Objective> Scan the material for the word "实盘高低", and copy each line where it shows up.

[Collected data entries]
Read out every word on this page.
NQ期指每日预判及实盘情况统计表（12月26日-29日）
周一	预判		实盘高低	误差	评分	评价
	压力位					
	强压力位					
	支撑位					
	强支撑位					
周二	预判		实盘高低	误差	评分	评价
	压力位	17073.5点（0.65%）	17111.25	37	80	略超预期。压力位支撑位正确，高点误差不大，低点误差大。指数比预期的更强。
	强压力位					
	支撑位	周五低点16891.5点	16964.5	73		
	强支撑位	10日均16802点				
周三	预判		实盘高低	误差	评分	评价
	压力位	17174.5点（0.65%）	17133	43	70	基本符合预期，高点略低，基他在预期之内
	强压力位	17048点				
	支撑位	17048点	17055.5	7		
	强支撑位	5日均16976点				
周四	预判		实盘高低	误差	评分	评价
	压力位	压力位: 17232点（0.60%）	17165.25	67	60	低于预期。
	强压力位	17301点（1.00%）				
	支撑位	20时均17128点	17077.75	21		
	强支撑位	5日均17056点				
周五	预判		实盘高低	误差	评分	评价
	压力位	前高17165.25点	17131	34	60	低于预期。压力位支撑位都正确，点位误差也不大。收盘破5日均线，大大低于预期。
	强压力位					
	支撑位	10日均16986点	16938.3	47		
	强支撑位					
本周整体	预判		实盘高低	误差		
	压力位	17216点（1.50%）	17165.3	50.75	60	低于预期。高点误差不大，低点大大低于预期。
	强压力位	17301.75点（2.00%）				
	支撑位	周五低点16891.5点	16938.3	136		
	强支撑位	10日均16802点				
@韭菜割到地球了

Result of this exercise>
周一	预判		实盘高低	误差	评分	评价
周二	预判		实盘高低	误差	评分	评价
周三	预判		实盘高低	误差	评分	评价
周四	预判		实盘高低	误差	评分	评价
周五	预判		实盘高低	误差	评分	评价
本周整体	预判		实盘高低	误差		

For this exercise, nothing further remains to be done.